Exercise
Work out the number of lines with the word "user" in the material below, then reply with that number only.

Information provided

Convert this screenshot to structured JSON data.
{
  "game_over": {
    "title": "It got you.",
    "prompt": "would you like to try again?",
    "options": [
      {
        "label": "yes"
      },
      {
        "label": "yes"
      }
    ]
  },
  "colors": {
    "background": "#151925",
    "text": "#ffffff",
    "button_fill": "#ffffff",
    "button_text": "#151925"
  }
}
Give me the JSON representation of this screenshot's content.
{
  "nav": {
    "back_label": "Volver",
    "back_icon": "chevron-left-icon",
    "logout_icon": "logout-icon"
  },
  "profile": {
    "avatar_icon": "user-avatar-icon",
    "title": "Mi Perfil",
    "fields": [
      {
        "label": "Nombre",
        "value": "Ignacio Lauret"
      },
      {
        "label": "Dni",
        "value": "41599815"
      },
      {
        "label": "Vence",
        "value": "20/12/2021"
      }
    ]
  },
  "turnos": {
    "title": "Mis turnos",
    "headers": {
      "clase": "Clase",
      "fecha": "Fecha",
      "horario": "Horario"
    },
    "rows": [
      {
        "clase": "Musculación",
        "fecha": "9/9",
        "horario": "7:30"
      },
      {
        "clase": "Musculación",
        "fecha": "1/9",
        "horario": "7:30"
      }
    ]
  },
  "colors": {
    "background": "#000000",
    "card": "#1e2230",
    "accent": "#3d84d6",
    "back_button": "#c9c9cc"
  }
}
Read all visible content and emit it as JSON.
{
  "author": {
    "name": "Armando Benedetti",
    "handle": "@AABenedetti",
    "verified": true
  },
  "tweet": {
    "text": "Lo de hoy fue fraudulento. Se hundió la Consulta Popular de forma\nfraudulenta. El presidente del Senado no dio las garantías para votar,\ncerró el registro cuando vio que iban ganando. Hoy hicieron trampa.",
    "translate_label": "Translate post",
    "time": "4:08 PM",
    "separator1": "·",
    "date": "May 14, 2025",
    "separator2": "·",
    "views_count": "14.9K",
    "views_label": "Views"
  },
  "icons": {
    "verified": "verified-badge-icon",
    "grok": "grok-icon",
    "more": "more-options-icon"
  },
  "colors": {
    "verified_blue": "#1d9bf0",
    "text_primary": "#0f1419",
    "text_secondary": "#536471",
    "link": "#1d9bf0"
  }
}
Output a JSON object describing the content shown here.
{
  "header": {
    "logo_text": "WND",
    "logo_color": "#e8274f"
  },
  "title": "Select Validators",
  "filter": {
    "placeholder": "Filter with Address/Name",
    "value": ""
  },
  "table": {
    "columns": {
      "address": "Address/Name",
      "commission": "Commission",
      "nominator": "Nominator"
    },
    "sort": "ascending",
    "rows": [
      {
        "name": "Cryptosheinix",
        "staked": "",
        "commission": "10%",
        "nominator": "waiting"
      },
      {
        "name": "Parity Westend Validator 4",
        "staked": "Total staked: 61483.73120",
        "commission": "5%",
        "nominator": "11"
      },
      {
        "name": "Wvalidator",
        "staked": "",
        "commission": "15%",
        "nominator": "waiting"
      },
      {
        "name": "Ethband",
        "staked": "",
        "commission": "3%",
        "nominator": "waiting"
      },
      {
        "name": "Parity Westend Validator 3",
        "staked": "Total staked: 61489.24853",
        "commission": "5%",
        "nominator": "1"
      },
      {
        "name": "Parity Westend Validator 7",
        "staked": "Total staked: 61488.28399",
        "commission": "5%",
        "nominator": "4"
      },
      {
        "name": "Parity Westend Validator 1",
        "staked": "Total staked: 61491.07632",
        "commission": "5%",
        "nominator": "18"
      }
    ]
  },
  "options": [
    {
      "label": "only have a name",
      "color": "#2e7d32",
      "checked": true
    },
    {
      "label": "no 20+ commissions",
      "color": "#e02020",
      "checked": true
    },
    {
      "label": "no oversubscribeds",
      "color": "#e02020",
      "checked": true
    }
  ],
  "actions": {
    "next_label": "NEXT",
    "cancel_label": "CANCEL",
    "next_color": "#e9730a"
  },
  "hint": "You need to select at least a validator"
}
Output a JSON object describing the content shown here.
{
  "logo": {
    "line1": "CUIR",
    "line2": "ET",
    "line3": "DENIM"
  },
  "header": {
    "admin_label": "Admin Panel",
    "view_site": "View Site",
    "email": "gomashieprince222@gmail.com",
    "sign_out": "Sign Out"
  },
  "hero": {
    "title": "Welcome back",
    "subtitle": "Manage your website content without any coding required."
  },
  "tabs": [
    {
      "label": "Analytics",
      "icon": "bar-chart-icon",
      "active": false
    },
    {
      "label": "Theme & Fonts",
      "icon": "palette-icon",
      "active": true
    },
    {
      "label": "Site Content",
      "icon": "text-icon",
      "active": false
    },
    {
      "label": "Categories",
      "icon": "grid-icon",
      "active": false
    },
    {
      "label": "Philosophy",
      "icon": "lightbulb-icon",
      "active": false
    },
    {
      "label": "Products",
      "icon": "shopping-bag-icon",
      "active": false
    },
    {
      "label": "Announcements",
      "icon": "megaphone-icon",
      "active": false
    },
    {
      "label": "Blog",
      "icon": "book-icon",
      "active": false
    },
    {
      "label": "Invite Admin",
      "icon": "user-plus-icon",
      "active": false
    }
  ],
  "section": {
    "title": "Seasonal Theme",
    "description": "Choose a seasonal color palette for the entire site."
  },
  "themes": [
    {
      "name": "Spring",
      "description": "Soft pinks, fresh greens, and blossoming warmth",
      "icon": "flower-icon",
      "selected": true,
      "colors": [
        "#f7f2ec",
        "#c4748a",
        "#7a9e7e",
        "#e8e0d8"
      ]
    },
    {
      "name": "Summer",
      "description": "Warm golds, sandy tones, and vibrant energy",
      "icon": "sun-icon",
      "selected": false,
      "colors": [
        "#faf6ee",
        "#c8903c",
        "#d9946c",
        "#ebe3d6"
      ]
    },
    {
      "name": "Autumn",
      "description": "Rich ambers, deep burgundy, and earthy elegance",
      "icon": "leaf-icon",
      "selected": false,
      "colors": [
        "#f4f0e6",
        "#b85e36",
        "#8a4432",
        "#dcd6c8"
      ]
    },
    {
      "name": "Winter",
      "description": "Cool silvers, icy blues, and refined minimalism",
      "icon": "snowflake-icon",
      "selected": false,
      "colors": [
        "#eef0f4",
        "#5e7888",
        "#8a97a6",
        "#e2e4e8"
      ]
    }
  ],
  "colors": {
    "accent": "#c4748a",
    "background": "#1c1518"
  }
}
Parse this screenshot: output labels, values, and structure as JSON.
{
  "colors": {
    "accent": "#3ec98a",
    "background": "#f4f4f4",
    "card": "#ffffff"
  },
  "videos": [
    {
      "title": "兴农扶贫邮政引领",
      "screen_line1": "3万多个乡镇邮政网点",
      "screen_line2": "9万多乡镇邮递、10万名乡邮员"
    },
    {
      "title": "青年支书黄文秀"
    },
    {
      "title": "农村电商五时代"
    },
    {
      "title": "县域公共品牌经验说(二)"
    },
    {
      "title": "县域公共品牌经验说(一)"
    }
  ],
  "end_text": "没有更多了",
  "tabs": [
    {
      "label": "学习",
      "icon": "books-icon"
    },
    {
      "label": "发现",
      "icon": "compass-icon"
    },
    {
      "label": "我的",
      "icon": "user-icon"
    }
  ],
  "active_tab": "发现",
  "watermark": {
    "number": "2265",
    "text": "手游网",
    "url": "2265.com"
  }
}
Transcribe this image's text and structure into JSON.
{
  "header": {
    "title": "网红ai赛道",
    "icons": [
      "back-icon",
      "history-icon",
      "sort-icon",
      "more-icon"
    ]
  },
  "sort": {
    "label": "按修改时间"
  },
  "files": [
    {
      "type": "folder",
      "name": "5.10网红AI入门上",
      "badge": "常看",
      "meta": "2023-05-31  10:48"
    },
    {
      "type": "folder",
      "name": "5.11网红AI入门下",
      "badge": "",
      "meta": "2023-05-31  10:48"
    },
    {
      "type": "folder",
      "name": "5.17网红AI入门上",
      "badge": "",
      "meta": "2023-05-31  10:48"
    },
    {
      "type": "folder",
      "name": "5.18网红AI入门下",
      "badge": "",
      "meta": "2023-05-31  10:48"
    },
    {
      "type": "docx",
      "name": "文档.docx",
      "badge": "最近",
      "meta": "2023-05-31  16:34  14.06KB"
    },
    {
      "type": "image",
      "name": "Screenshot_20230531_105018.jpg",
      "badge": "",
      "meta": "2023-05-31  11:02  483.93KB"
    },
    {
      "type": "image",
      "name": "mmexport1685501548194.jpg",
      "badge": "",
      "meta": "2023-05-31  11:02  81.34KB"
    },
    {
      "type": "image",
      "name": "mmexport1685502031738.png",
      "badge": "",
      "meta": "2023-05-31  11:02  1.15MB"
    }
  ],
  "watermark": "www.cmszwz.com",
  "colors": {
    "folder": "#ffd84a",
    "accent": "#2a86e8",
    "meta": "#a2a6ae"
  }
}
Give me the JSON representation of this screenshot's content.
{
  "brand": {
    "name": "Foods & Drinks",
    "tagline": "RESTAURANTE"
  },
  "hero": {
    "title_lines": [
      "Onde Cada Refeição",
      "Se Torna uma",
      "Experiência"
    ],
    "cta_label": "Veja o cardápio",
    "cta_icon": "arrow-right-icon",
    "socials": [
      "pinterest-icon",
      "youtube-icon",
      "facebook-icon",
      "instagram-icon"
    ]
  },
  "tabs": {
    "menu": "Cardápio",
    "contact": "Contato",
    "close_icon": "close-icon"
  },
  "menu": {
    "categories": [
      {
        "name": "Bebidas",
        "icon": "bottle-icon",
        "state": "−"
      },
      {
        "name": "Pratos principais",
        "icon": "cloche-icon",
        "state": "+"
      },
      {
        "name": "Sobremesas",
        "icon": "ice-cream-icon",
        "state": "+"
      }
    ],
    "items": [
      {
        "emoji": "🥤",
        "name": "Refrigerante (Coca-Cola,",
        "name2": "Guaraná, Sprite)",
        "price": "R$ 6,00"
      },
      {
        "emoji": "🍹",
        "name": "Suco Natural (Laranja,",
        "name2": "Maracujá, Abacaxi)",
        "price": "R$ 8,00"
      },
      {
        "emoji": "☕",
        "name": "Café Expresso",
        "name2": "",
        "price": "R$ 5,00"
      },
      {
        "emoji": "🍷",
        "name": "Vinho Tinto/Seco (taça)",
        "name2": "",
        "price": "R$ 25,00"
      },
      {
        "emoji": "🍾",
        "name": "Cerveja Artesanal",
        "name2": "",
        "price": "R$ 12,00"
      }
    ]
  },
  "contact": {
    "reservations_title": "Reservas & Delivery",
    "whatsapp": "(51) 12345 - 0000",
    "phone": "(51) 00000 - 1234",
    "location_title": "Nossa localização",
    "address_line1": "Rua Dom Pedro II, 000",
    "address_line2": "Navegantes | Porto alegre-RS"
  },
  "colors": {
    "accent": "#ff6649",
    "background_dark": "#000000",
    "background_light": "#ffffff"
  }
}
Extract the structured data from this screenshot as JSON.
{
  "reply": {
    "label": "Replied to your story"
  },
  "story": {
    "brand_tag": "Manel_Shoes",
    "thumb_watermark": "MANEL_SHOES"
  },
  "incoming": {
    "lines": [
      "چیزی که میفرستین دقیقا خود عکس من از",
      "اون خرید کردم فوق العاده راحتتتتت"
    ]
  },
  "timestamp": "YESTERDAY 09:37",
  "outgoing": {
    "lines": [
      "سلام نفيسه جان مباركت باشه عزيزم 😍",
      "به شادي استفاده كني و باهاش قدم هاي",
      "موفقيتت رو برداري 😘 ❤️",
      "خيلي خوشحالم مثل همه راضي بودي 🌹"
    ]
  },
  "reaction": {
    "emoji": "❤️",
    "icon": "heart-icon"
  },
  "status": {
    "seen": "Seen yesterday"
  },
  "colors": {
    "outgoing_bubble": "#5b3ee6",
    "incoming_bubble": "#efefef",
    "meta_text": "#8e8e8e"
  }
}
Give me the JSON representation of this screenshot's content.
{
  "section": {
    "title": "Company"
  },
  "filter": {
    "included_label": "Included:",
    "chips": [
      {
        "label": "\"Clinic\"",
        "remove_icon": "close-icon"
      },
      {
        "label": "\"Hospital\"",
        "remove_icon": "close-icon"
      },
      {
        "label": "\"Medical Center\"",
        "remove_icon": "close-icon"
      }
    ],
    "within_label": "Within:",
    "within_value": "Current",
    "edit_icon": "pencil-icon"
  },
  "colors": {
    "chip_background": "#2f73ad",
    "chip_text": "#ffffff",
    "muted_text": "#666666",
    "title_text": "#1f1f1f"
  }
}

Full output
3